[Dataset rows]
-- Begin --

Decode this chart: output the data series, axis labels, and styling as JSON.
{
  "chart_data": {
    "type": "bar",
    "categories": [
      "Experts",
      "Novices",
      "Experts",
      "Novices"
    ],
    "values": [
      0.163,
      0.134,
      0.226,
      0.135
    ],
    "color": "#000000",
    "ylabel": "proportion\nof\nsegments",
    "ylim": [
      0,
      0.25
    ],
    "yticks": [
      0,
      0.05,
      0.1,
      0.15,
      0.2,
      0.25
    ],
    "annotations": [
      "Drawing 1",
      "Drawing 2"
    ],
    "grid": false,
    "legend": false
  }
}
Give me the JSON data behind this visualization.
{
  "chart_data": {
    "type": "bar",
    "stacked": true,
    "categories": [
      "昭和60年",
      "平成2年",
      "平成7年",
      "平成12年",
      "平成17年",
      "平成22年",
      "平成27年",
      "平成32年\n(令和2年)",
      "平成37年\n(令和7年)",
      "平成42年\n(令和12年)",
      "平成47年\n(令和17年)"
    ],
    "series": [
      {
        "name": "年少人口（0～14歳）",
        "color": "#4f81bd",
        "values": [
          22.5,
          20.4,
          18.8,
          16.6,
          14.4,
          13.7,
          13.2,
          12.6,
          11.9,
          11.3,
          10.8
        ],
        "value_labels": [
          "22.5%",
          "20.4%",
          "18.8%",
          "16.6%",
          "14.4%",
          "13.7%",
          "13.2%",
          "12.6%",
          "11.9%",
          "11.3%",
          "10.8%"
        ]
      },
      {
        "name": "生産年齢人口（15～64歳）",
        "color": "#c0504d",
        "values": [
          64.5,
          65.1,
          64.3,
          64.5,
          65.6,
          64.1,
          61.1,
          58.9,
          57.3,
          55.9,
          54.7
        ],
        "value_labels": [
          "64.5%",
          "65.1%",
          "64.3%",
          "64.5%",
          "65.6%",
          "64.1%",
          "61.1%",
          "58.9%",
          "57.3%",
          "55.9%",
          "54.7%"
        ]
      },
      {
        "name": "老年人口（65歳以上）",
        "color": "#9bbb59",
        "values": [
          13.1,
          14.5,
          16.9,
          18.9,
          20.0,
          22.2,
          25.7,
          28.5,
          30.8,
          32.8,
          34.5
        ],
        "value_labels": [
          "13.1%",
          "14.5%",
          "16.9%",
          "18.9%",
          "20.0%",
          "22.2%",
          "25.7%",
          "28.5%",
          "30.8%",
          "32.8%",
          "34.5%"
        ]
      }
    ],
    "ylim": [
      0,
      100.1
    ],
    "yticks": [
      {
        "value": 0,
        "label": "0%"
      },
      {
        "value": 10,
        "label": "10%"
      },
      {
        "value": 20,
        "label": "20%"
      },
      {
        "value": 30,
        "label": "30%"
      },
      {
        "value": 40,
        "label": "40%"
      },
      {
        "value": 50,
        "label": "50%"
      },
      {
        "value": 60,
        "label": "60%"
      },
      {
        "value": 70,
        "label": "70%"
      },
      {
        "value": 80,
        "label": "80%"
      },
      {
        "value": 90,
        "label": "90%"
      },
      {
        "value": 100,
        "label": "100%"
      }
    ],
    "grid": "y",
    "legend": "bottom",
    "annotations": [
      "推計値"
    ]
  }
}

-- End --

Restate the listing in full, word for word.

Decode this chart: output the data series, axis labels, and styling as JSON.
{
  "chart_data": {
    "type": "bar",
    "categories": [
      "Experts",
      "Novices",
      "Experts",
      "Novices"
    ],
    "values": [
      0.163,
      0.134,
      0.226,
      0.135
    ],
    "color": "#000000",
    "ylabel": "proportion\nof\nsegments",
    "ylim": [
      0,
      0.25
    ],
    "yticks": [
      0,
      0.05,
      0.1,
      0.15,
      0.2,
      0.25
    ],
    "annotations": [
      "Drawing 1",
      "Drawing 2"
    ],
    "grid": false,
    "legend": false
  }
}
Give me the JSON data behind this visualization.
{
  "chart_data": {
    "type": "bar",
    "stacked": true,
    "categories": [
      "昭和60年",
      "平成2年",
      "平成7年",
      "平成12年",
      "平成17年",
      "平成22年",
      "平成27年",
      "平成32年\n(令和2年)",
      "平成37年\n(令和7年)",
      "平成42年\n(令和12年)",
      "平成47年\n(令和17年)"
    ],
    "series": [
      {
        "name": "年少人口（0～14歳）",
        "color": "#4f81bd",
        "values": [
          22.5,
          20.4,
          18.8,
          16.6,
          14.4,
          13.7,
          13.2,
          12.6,
          11.9,
          11.3,
          10.8
        ],
        "value_labels": [
          "22.5%",
          "20.4%",
          "18.8%",
          "16.6%",
          "14.4%",
          "13.7%",
          "13.2%",
          "12.6%",
          "11.9%",
          "11.3%",
          "10.8%"
        ]
      },
      {
        "name": "生産年齢人口（15～64歳）",
        "color": "#c0504d",
        "values": [
          64.5,
          65.1,
          64.3,
          64.5,
          65.6,
          64.1,
          61.1,
          58.9,
          57.3,
          55.9,
          54.7
        ],
        "value_labels": [
          "64.5%",
          "65.1%",
          "64.3%",
          "64.5%",
          "65.6%",
          "64.1%",
          "61.1%",
          "58.9%",
          "57.3%",
          "55.9%",
          "54.7%"
        ]
      },
      {
        "name": "老年人口（65歳以上）",
        "color": "#9bbb59",
        "values": [
          13.1,
          14.5,
          16.9,
          18.9,
          20.0,
          22.2,
          25.7,
          28.5,
          30.8,
          32.8,
          34.5
        ],
        "value_labels": [
          "13.1%",
          "14.5%",
          "16.9%",
          "18.9%",
          "20.0%",
          "22.2%",
          "25.7%",
          "28.5%",
          "30.8%",
          "32.8%",
          "34.5%"
        ]
      }
    ],
    "ylim": [
      0,
      100.1
    ],
    "yticks": [
      {
        "value": 0,
        "label": "0%"
      },
      {
        "value": 10,
        "label": "10%"
      },
      {
        "value": 20,
        "label": "20%"
      },
      {
        "value": 30,
        "label": "30%"
      },
      {
        "value": 40,
        "label": "40%"
      },
      {
        "value": 50,
        "label": "50%"
      },
      {
        "value": 60,
        "label": "60%"
      },
      {
        "value": 70,
        "label": "70%"
      },
      {
        "value": 80,
        "label": "80%"
      },
      {
        "value": 90,
        "label": "90%"
      },
      {
        "value": 100,
        "label": "100%"
      }
    ],
    "grid": "y",
    "legend": "bottom",
    "annotations": [
      "推計値"
    ]
  }
}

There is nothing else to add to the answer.